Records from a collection
══════════════════════════════

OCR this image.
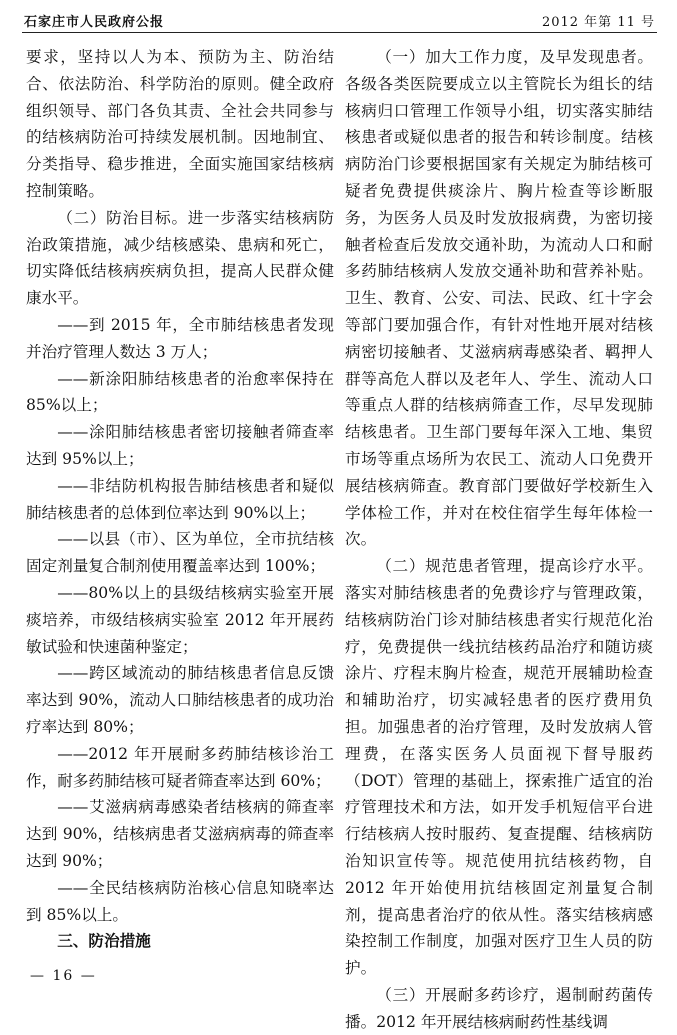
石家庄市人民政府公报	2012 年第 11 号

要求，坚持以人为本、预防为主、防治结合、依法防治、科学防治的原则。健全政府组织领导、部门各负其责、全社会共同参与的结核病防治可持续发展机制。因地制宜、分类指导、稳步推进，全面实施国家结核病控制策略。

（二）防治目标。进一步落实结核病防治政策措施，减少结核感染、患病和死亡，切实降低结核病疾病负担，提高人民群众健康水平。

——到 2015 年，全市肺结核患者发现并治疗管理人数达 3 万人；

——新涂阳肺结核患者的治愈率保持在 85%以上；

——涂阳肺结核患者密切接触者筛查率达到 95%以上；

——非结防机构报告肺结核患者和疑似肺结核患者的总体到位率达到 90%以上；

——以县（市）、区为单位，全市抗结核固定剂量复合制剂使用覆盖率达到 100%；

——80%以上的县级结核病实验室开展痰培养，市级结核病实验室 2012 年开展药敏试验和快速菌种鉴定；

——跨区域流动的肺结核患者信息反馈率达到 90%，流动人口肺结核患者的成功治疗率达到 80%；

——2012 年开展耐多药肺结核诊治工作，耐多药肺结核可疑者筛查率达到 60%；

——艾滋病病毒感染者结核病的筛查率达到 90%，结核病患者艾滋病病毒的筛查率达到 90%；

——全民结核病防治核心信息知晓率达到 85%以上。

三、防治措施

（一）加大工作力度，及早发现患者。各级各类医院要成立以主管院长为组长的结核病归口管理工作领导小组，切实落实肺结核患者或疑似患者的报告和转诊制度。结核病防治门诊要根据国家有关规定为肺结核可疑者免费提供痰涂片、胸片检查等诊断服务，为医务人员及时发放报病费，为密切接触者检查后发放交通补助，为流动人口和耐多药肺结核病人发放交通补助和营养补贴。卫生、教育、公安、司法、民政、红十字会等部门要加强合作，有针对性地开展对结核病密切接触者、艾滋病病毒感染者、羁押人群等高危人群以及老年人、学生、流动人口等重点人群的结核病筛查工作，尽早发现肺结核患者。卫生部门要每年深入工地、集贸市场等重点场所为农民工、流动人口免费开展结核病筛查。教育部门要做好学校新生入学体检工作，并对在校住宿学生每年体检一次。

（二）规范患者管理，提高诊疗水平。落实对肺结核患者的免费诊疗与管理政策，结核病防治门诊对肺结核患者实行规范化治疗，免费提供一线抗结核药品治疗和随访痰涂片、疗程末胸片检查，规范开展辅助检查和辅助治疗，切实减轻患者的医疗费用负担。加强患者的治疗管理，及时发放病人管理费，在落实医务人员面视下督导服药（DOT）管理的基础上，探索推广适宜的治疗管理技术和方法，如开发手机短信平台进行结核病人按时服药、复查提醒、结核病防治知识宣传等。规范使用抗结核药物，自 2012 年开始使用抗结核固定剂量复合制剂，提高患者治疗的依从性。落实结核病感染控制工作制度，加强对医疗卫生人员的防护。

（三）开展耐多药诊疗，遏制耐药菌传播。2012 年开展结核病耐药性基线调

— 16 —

══════════════════════════════

Work to complete — Reproduce the entries exactly. Do not carry over any picture.

Full output —
OCR this image.
石家庄市人民政府公报	2012 年第 11 号

要求，坚持以人为本、预防为主、防治结合、依法防治、科学防治的原则。健全政府组织领导、部门各负其责、全社会共同参与的结核病防治可持续发展机制。因地制宜、分类指导、稳步推进，全面实施国家结核病控制策略。

（二）防治目标。进一步落实结核病防治政策措施，减少结核感染、患病和死亡，切实降低结核病疾病负担，提高人民群众健康水平。

——到 2015 年，全市肺结核患者发现并治疗管理人数达 3 万人；

——新涂阳肺结核患者的治愈率保持在 85%以上；

——涂阳肺结核患者密切接触者筛查率达到 95%以上；

——非结防机构报告肺结核患者和疑似肺结核患者的总体到位率达到 90%以上；

——以县（市）、区为单位，全市抗结核固定剂量复合制剂使用覆盖率达到 100%；

——80%以上的县级结核病实验室开展痰培养，市级结核病实验室 2012 年开展药敏试验和快速菌种鉴定；

——跨区域流动的肺结核患者信息反馈率达到 90%，流动人口肺结核患者的成功治疗率达到 80%；

——2012 年开展耐多药肺结核诊治工作，耐多药肺结核可疑者筛查率达到 60%；

——艾滋病病毒感染者结核病的筛查率达到 90%，结核病患者艾滋病病毒的筛查率达到 90%；

——全民结核病防治核心信息知晓率达到 85%以上。

三、防治措施

（一）加大工作力度，及早发现患者。各级各类医院要成立以主管院长为组长的结核病归口管理工作领导小组，切实落实肺结核患者或疑似患者的报告和转诊制度。结核病防治门诊要根据国家有关规定为肺结核可疑者免费提供痰涂片、胸片检查等诊断服务，为医务人员及时发放报病费，为密切接触者检查后发放交通补助，为流动人口和耐多药肺结核病人发放交通补助和营养补贴。卫生、教育、公安、司法、民政、红十字会等部门要加强合作，有针对性地开展对结核病密切接触者、艾滋病病毒感染者、羁押人群等高危人群以及老年人、学生、流动人口等重点人群的结核病筛查工作，尽早发现肺结核患者。卫生部门要每年深入工地、集贸市场等重点场所为农民工、流动人口免费开展结核病筛查。教育部门要做好学校新生入学体检工作，并对在校住宿学生每年体检一次。

（二）规范患者管理，提高诊疗水平。落实对肺结核患者的免费诊疗与管理政策，结核病防治门诊对肺结核患者实行规范化治疗，免费提供一线抗结核药品治疗和随访痰涂片、疗程末胸片检查，规范开展辅助检查和辅助治疗，切实减轻患者的医疗费用负担。加强患者的治疗管理，及时发放病人管理费，在落实医务人员面视下督导服药（DOT）管理的基础上，探索推广适宜的治疗管理技术和方法，如开发手机短信平台进行结核病人按时服药、复查提醒、结核病防治知识宣传等。规范使用抗结核药物，自 2012 年开始使用抗结核固定剂量复合制剂，提高患者治疗的依从性。落实结核病感染控制工作制度，加强对医疗卫生人员的防护。

（三）开展耐多药诊疗，遏制耐药菌传播。2012 年开展结核病耐药性基线调

— 16 —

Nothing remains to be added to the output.